Skip the pictures. Transcribe the rest of the data below without changing a word.

+++

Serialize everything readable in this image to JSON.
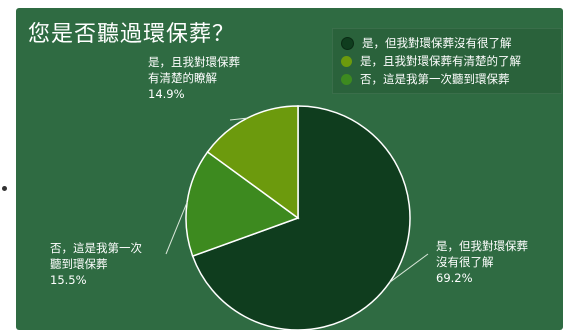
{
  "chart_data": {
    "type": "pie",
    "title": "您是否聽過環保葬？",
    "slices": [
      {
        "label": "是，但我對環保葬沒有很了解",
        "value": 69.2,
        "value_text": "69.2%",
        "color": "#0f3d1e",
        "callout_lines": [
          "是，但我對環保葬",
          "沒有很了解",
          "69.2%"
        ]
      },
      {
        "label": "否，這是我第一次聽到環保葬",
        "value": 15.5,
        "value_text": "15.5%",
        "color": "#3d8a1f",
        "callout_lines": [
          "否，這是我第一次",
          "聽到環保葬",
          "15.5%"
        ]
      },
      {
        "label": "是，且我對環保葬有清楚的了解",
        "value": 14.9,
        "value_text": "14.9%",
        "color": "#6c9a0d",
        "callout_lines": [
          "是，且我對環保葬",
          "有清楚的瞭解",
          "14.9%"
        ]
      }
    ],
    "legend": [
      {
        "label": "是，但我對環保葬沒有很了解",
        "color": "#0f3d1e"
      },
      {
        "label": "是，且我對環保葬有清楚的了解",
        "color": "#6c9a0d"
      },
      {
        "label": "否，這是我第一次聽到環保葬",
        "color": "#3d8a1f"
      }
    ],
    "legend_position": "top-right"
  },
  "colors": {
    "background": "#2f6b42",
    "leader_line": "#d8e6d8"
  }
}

+++

## WORKED SOLUTION
Serialize everything readable in this image to JSON.
{
  "chart_data": {
    "type": "pie",
    "title": "您是否聽過環保葬？",
    "slices": [
      {
        "label": "是，但我對環保葬沒有很了解",
        "value": 69.2,
        "value_text": "69.2%",
        "color": "#0f3d1e",
        "callout_lines": [
          "是，但我對環保葬",
          "沒有很了解",
          "69.2%"
        ]
      },
      {
        "label": "否，這是我第一次聽到環保葬",
        "value": 15.5,
        "value_text": "15.5%",
        "color": "#3d8a1f",
        "callout_lines": [
          "否，這是我第一次",
          "聽到環保葬",
          "15.5%"
        ]
      },
      {
        "label": "是，且我對環保葬有清楚的了解",
        "value": 14.9,
        "value_text": "14.9%",
        "color": "#6c9a0d",
        "callout_lines": [
          "是，且我對環保葬",
          "有清楚的瞭解",
          "14.9%"
        ]
      }
    ],
    "legend": [
      {
        "label": "是，但我對環保葬沒有很了解",
        "color": "#0f3d1e"
      },
      {
        "label": "是，且我對環保葬有清楚的了解",
        "color": "#6c9a0d"
      },
      {
        "label": "否，這是我第一次聽到環保葬",
        "color": "#3d8a1f"
      }
    ],
    "legend_position": "top-right"
  },
  "colors": {
    "background": "#2f6b42",
    "leader_line": "#d8e6d8"
  }
}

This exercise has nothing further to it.